The task =>
Reproduce the records below in full and without edits, omitting images.

Raw records =>
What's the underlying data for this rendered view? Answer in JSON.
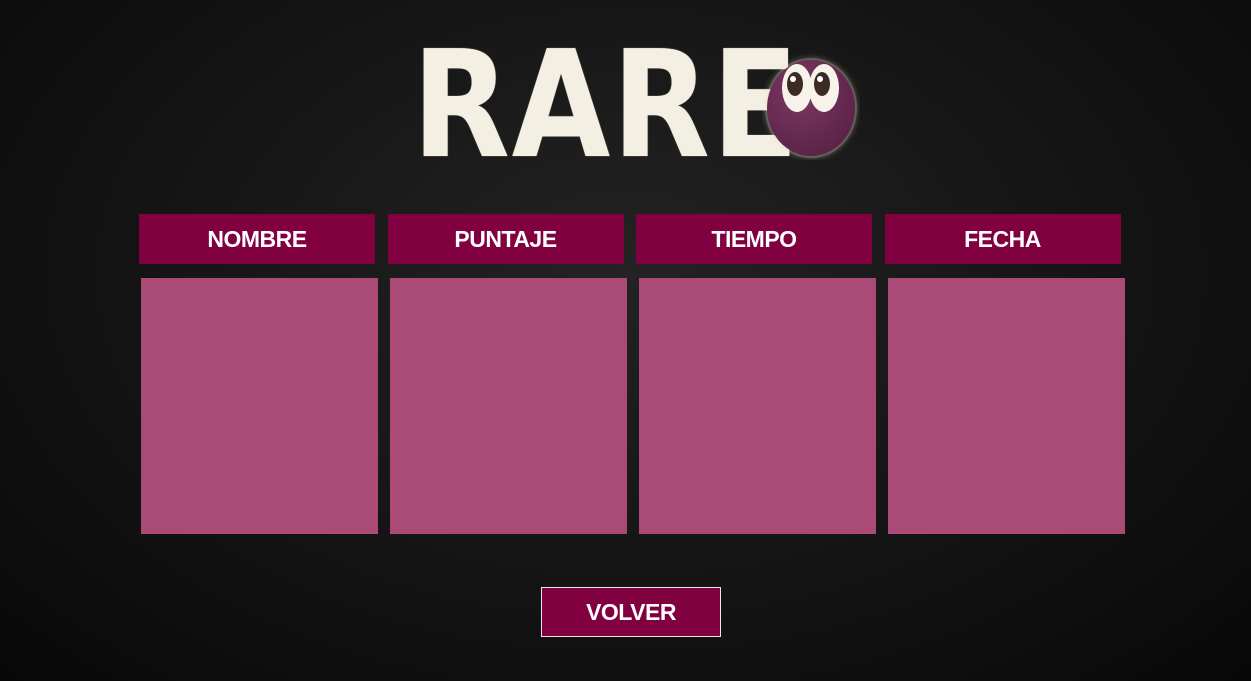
{
  "logo": {
    "title": "RARE",
    "mascot_icon": "purple-egg-with-eyes"
  },
  "table": {
    "headers": [
      "NOMBRE",
      "PUNTAJE",
      "TIEMPO",
      "FECHA"
    ],
    "rows": []
  },
  "buttons": {
    "back_label": "VOLVER"
  },
  "colors": {
    "header_bg": "#800040",
    "panel_bg": "#aa4b77",
    "background": "#141414",
    "logo_text": "#f3efe2",
    "mascot": "#6e2c55"
  }
}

Finished exercise =>
What's the underlying data for this rendered view? Answer in JSON.
{
  "logo": {
    "title": "RARE",
    "mascot_icon": "purple-egg-with-eyes"
  },
  "table": {
    "headers": [
      "NOMBRE",
      "PUNTAJE",
      "TIEMPO",
      "FECHA"
    ],
    "rows": []
  },
  "buttons": {
    "back_label": "VOLVER"
  },
  "colors": {
    "header_bg": "#800040",
    "panel_bg": "#aa4b77",
    "background": "#141414",
    "logo_text": "#f3efe2",
    "mascot": "#6e2c55"
  }
}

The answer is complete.